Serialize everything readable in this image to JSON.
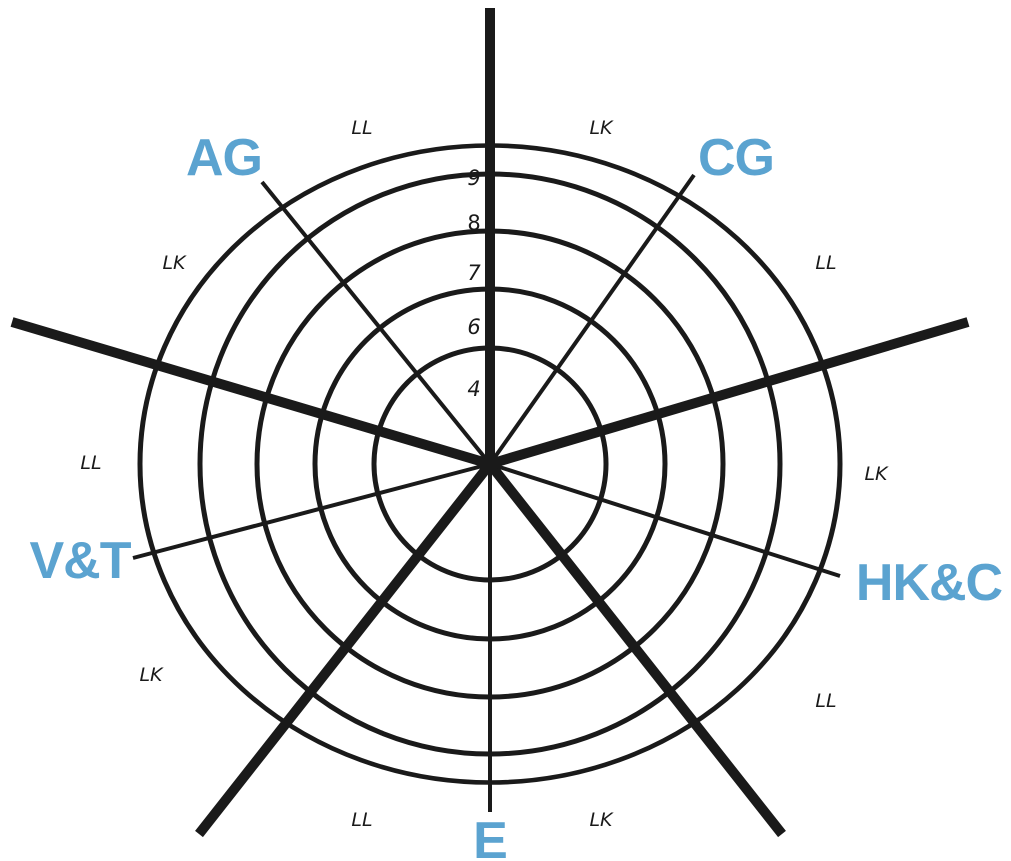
{
  "diagram": {
    "ring_labels": [
      "4",
      "6",
      "7",
      "8",
      "9"
    ],
    "axis_labels": [
      {
        "key": "cg",
        "text": "CG"
      },
      {
        "key": "hkc",
        "text": "HK&C"
      },
      {
        "key": "e",
        "text": "E"
      },
      {
        "key": "vt",
        "text": "V&T"
      },
      {
        "key": "ag",
        "text": "AG"
      }
    ],
    "segment_labels": [
      {
        "text": "LK"
      },
      {
        "text": "LL"
      },
      {
        "text": "LK"
      },
      {
        "text": "LL"
      },
      {
        "text": "LK"
      },
      {
        "text": "LL"
      },
      {
        "text": "LK"
      },
      {
        "text": "LL"
      },
      {
        "text": "LK"
      },
      {
        "text": "LL"
      }
    ],
    "colors": {
      "axis_label": "#5ba3d0",
      "line": "#1a1a1a"
    }
  }
}
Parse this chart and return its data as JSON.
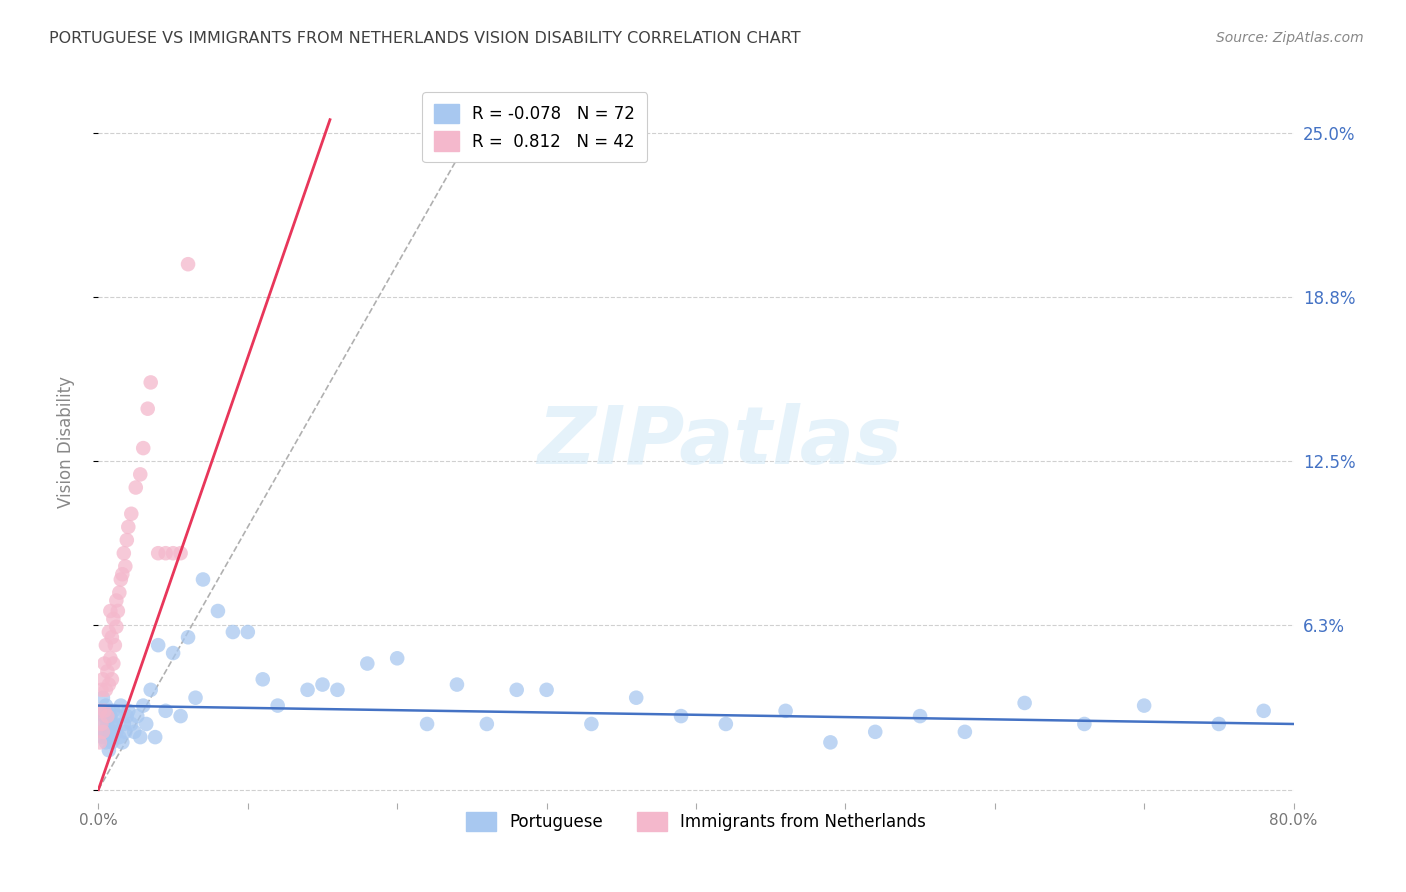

EXERCISE DETAILS - Copy out every line holding the string "JSON".

TASK SOLUTION -
Serialize everything readable in this image to JSON.
Parse this chart and return its data as JSON.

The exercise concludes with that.